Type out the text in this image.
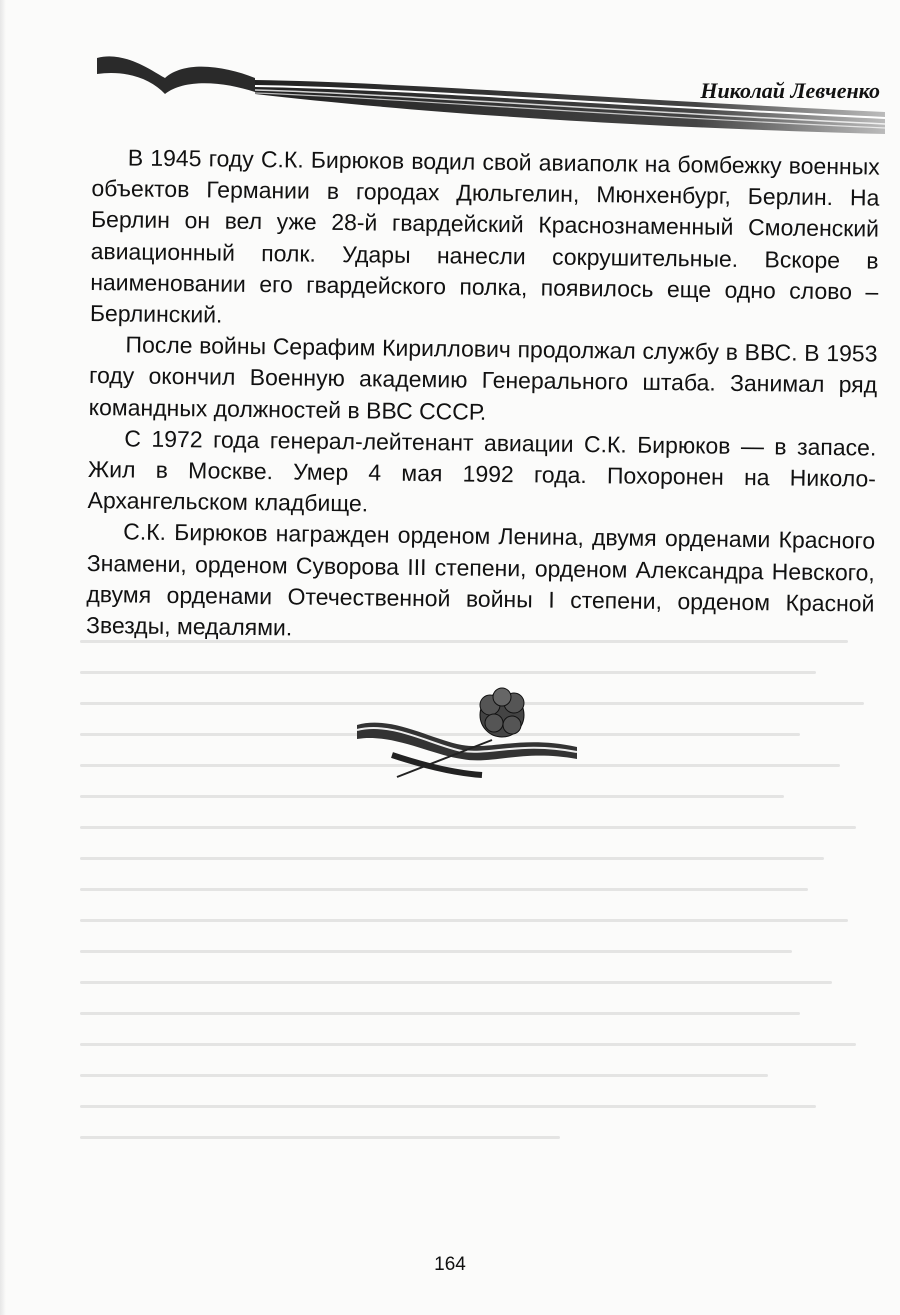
Николай Левченко

В 1945 году С.К. Бирюков водил свой авиаполк на бомбежку военных объектов Германии в городах Дюльгелин, Мюнхенбург, Берлин. На Берлин он вел уже 28-й гвардейский Краснознаменный Смоленский авиационный полк. Удары нанесли сокрушительные. Вскоре в наименовании его гвардейского полка, появилось еще одно слово – Берлинский.

После войны Серафим Кириллович продолжал службу в ВВС. В 1953 году окончил Военную академию Генерального штаба. Занимал ряд командных должностей в ВВС СССР.

С 1972 года генерал-лейтенант авиации С.К. Бирюков — в запасе. Жил в Москве. Умер 4 мая 1992 года. Похоронен на Николо-Архангельском кладбище.

С.К. Бирюков награжден орденом Ленина, двумя орденами Красного Знамени, орденом Суворова III степени, орденом Александра Невского, двумя орденами Отечественной войны I степени, орденом Красной Звезды, медалями.

164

____

## REQUIRED TASK
Reproduce the records verbatim, omitting all images they contain.

## RESULT FOR THIS TASK
Type out the text in this image.
Николай Левченко

В 1945 году С.К. Бирюков водил свой авиаполк на бомбежку военных объектов Германии в городах Дюльгелин, Мюнхенбург, Берлин. На Берлин он вел уже 28-й гвардейский Краснознаменный Смоленский авиационный полк. Удары нанесли сокрушительные. Вскоре в наименовании его гвардейского полка, появилось еще одно слово – Берлинский.

После войны Серафим Кириллович продолжал службу в ВВС. В 1953 году окончил Военную академию Генерального штаба. Занимал ряд командных должностей в ВВС СССР.

С 1972 года генерал-лейтенант авиации С.К. Бирюков — в запасе. Жил в Москве. Умер 4 мая 1992 года. Похоронен на Николо-Архангельском кладбище.

С.К. Бирюков награжден орденом Ленина, двумя орденами Красного Знамени, орденом Суворова III степени, орденом Александра Невского, двумя орденами Отечественной войны I степени, орденом Красной Звезды, медалями.

164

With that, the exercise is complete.